_STATED GOAL 1:_
From the skiff video thread below, write out the passage between "Nicely done!" and "want on fly...Cool!", inclusive, with no changes.

# Homemade Skiff in action! Video.



## scottmills (Mar 25, 2009)

This is the "homemade technical poling skiff"' fishing in Texas, after Reds. Boat footage with good fishing footage as well. 

[media]http://www.youtube.com/watch?v=2kSb17j9EOU[/media]


----------



## Lil_Tate (Dec 18, 2006)

cool video.


----------



## wallbanger2 (Oct 2, 2007)

Nicely done!


----------



## backwaterbandits (Dec 15, 2006)

Very nice! 
Build your own boat, pole her back in the grass
and catch all the reds you want on fly...Cool!


----------



## kershelbarfield (Aug 17, 2009)

Such a cool Homemade poling skiff


----------



## iMacattack (Dec 11, 2006)

Awesome video! Thanks for sharing. I fixed the link for you. 

Cheers
Capt. Jan


----------



## TomFL (Oct 2, 2007)

Cool video, thanks for sharing

-T


----------



## gnuraider (Nov 4, 2008)

I really enjoyed that one...especially the part where you are poling through an opening just wider than the bote! Sweet!

Dave


----------



## evanslmtd (Jul 2, 2008)

*nue*
Good looking Skiff and a great Video.


----------



## tom_in_orl (Dec 9, 2006)

That was awesome. Thanks for sharing.


----------



## flightmedicjh41 (Mar 26, 2009)

_INFORMATION GIVEN:_

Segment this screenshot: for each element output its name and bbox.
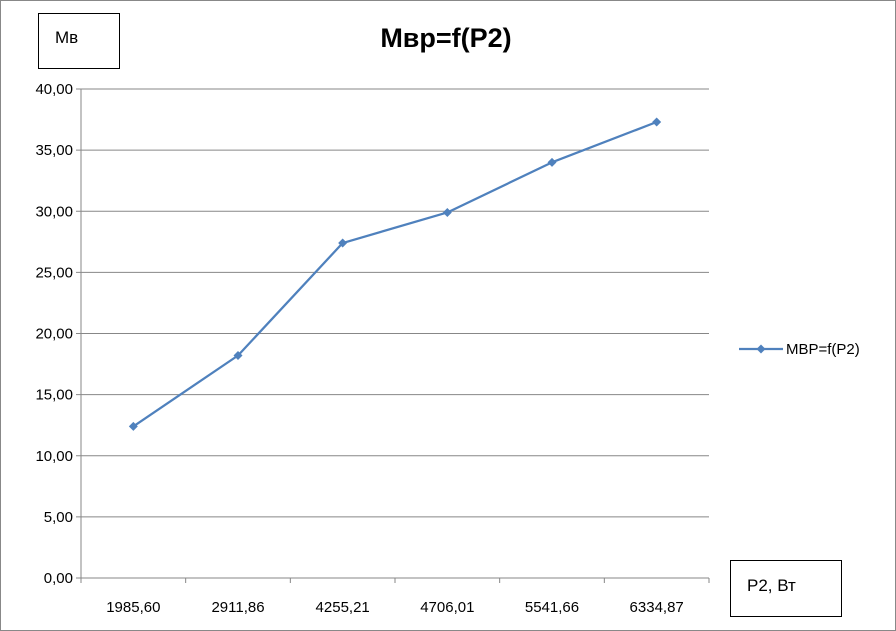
x-tick-label: 2911,86 (211, 599, 264, 616)
x-axis-label-box: P2, Вт (730, 560, 842, 617)
chart-title: Мвр=f(P2) (380, 23, 512, 53)
y-tick-label: 20,00 (35, 326, 73, 343)
gridlines (81, 88, 709, 518)
y-tick-label: 40,00 (35, 81, 73, 98)
y-tick-label: 25,00 (35, 264, 73, 281)
y-tick-label: 0,00 (44, 570, 73, 587)
y-axis-label-box: Мв (38, 13, 120, 69)
y-tick-labels: 0,00 5,00 10,00 15,00 20,00 25,00 30,00 35,00 40… (35, 81, 73, 587)
x-tick-label: 1985,60 (106, 599, 160, 616)
x-tick-label: 5541,66 (525, 599, 579, 616)
series-line (132, 120, 658, 428)
axes (76, 88, 710, 583)
legend: МВР=f(P2) (739, 341, 860, 358)
data-point (652, 117, 662, 127)
y-tick-label: 15,00 (35, 387, 73, 404)
y-tick-label: 35,00 (35, 142, 73, 159)
x-axis-label: P2, Вт (747, 576, 796, 595)
legend-marker (756, 344, 766, 354)
y-axis-label: Мв (55, 28, 79, 47)
data-point (233, 351, 243, 361)
y-tick-label: 30,00 (35, 203, 73, 220)
data-point (547, 157, 557, 167)
data-point (128, 421, 138, 431)
data-point (442, 207, 452, 217)
x-tick-labels: 1985,60 2911,86 4255,21 4706,01 5541,66 6334,… (106, 599, 684, 616)
x-tick-label: 4255,21 (316, 599, 370, 616)
x-tick-label: 6334,87 (630, 599, 684, 616)
x-tick-label: 4706,01 (420, 599, 474, 616)
y-tick-label: 10,00 (35, 448, 73, 465)
legend-label: МВР=f(P2) (786, 341, 860, 358)
y-tick-label: 5,00 (44, 509, 73, 526)
data-point (338, 238, 348, 248)
series-group (128, 117, 662, 431)
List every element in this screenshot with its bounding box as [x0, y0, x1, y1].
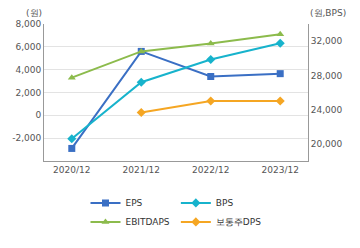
svg-text:20,000: 20,000	[311, 139, 343, 149]
svg-text:2020/12: 2020/12	[53, 165, 90, 175]
svg-text:EBITDAPS: EBITDAPS	[126, 217, 170, 227]
svg-text:보통주DPS: 보통주DPS	[216, 217, 261, 227]
svg-text:32,000: 32,000	[311, 36, 343, 46]
svg-text:-2,000: -2,000	[12, 133, 41, 143]
svg-text:28,000: 28,000	[311, 71, 343, 81]
svg-text:(원,BPS): (원,BPS)	[310, 8, 346, 18]
svg-text:2,000: 2,000	[15, 88, 41, 98]
svg-text:4,000: 4,000	[15, 65, 41, 75]
svg-text:2022/12: 2022/12	[192, 165, 229, 175]
svg-text:EPS: EPS	[126, 198, 143, 208]
svg-text:BPS: BPS	[216, 198, 234, 208]
svg-text:2023/12: 2023/12	[262, 165, 299, 175]
svg-text:2021/12: 2021/12	[123, 165, 160, 175]
svg-text:24,000: 24,000	[311, 105, 343, 115]
svg-text:6,000: 6,000	[15, 42, 41, 52]
svg-text:(원): (원)	[26, 8, 42, 18]
svg-text:0: 0	[35, 110, 41, 120]
svg-text:8,000: 8,000	[15, 19, 41, 29]
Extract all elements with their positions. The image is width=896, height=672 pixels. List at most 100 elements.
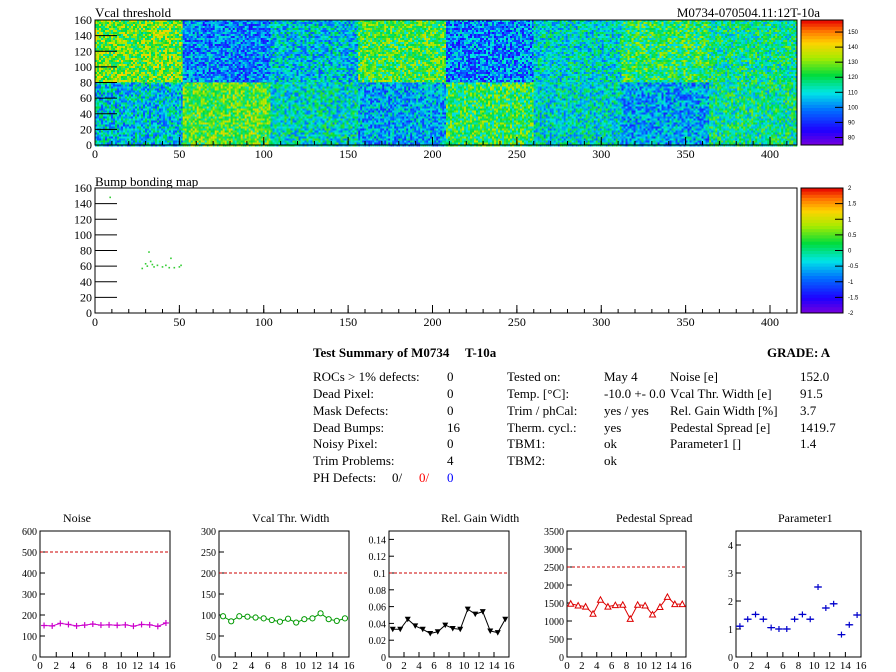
heatmap-cell — [188, 32, 191, 34]
heatmap-cell — [362, 24, 365, 26]
heatmap-cell — [171, 44, 173, 46]
heatmap-cell — [206, 32, 209, 34]
heatmap-cell — [292, 20, 295, 22]
heatmap-cell — [338, 60, 341, 62]
heatmap-cell — [440, 32, 443, 34]
heatmap-cell — [336, 32, 339, 34]
heatmap-cell — [314, 74, 317, 76]
heatmap-cell — [256, 68, 259, 70]
heatmap-cell — [336, 34, 339, 36]
heatmap-cell — [184, 68, 187, 70]
heatmap-cell — [356, 28, 359, 30]
heatmap-cell — [316, 68, 319, 70]
heatmap-cell — [139, 56, 141, 58]
heatmap-cell — [314, 22, 317, 24]
heatmap-cell — [338, 52, 341, 54]
heatmap-cell — [204, 36, 207, 38]
heatmap-cell — [388, 20, 391, 22]
heatmap-cell — [310, 60, 313, 62]
heatmap-cell — [157, 36, 159, 38]
heatmap-cell — [198, 62, 201, 64]
heatmap-cell — [117, 62, 119, 64]
heatmap-cell — [177, 56, 179, 58]
heatmap-cell — [103, 80, 105, 82]
heatmap-cell — [147, 52, 149, 54]
heatmap-cell — [408, 24, 411, 26]
heatmap-cell — [139, 70, 141, 72]
heatmap-cell — [163, 64, 165, 66]
heatmap-cell — [336, 56, 339, 58]
heatmap-cell — [210, 60, 213, 62]
heatmap-cell — [344, 64, 347, 66]
heatmap-cell — [418, 38, 421, 40]
heatmap-cell — [330, 68, 333, 70]
heatmap-cell — [302, 26, 305, 28]
heatmap-cell — [266, 74, 269, 76]
heatmap-cell — [264, 44, 267, 46]
heatmap-cell — [438, 44, 441, 46]
heatmap-cell — [192, 48, 195, 50]
heatmap-cell — [334, 58, 337, 60]
heatmap-cell — [272, 64, 275, 66]
heatmap-cell — [115, 62, 117, 64]
heatmap-cell — [238, 62, 241, 64]
heatmap-cell — [228, 42, 231, 44]
heatmap-cell — [322, 22, 325, 24]
heatmap-cell — [280, 68, 283, 70]
heatmap-cell — [406, 50, 409, 52]
heatmap-cell — [310, 52, 313, 54]
heatmap-cell — [398, 46, 401, 48]
heatmap-cell — [184, 48, 187, 50]
heatmap-cell — [246, 32, 249, 34]
heatmap-cell — [400, 48, 403, 50]
heatmap-cell — [334, 24, 337, 26]
heatmap-cell — [322, 66, 325, 68]
heatmap-cell — [280, 26, 283, 28]
heatmap-cell — [175, 22, 177, 24]
heatmap-cell — [131, 30, 133, 32]
heatmap-cell — [270, 58, 273, 60]
heatmap-cell — [282, 32, 285, 34]
heatmap-cell — [390, 40, 393, 42]
heatmap-cell — [153, 30, 155, 32]
heatmap-cell — [358, 54, 361, 56]
heatmap-cell — [208, 20, 211, 22]
heatmap-cell — [438, 38, 441, 40]
heatmap-cell — [169, 34, 171, 36]
heatmap-cell — [296, 26, 299, 28]
heatmap-cell — [109, 64, 111, 66]
heatmap-cell — [298, 66, 301, 68]
heatmap-cell — [286, 50, 289, 52]
heatmap-cell — [278, 50, 281, 52]
heatmap-cell — [444, 22, 447, 24]
heatmap-cell — [97, 48, 99, 50]
heatmap-cell — [115, 74, 117, 76]
heatmap-cell — [258, 36, 261, 38]
heatmap-cell — [127, 58, 129, 60]
heatmap-cell — [220, 66, 223, 68]
heatmap-cell — [125, 20, 127, 22]
heatmap-cell — [194, 34, 197, 36]
heatmap-cell — [177, 50, 179, 52]
heatmap-cell — [346, 52, 349, 54]
heatmap-cell — [408, 30, 411, 32]
heatmap-cell — [264, 34, 267, 36]
heatmap-cell — [135, 56, 137, 58]
heatmap-cell — [153, 72, 155, 74]
heatmap-cell — [171, 26, 173, 28]
heatmap-cell — [254, 64, 257, 66]
heatmap-cell — [424, 30, 427, 32]
heatmap-cell — [226, 32, 229, 34]
heatmap-cell — [177, 36, 179, 38]
heatmap-cell — [420, 42, 423, 44]
heatmap-cell — [392, 54, 395, 56]
heatmap-cell — [426, 44, 429, 46]
heatmap-cell — [262, 38, 265, 40]
heatmap-cell — [328, 80, 331, 82]
heatmap-cell — [198, 42, 201, 44]
heatmap-cell — [262, 62, 265, 64]
heatmap-cell — [442, 34, 445, 36]
heatmap-cell — [352, 30, 355, 32]
heatmap-cell — [282, 40, 285, 42]
heatmap-cell — [282, 70, 285, 72]
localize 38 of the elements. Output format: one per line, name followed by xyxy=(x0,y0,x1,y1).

_STATED GOAL 2:_
Pull out the rows above between the lines holding "139, 343, 149]" and "165, 299, 175]", inclusive, and reproduce them unchanged.

_OUTPUT 1:_
Nicely done!


----------



## backwaterbandits (Dec 15, 2006)

Very nice! 
Build your own boat, pole her back in the grass
and catch all the reds you want on fly...Cool!

_OUTPUT 2:_
svg-text:20,000: 20,000	[311, 139, 343, 149]
svg-text:2020/12: 2020/12	[53, 165, 90, 175]
svg-text:EBITDAPS: EBITDAPS	[126, 217, 170, 227]
svg-text:보통주DPS: 보통주DPS	[216, 217, 261, 227]
svg-text:32,000: 32,000	[311, 36, 343, 46]
svg-text:-2,000: -2,000	[12, 133, 41, 143]
svg-text:28,000: 28,000	[311, 71, 343, 81]
svg-text:(원,BPS): (원,BPS)	[310, 8, 346, 18]
svg-text:2,000: 2,000	[15, 88, 41, 98]
svg-text:4,000: 4,000	[15, 65, 41, 75]
svg-text:2022/12: 2022/12	[192, 165, 229, 175]
svg-text:EPS: EPS	[126, 198, 143, 208]
svg-text:BPS: BPS	[216, 198, 234, 208]
svg-text:2023/12: 2023/12	[262, 165, 299, 175]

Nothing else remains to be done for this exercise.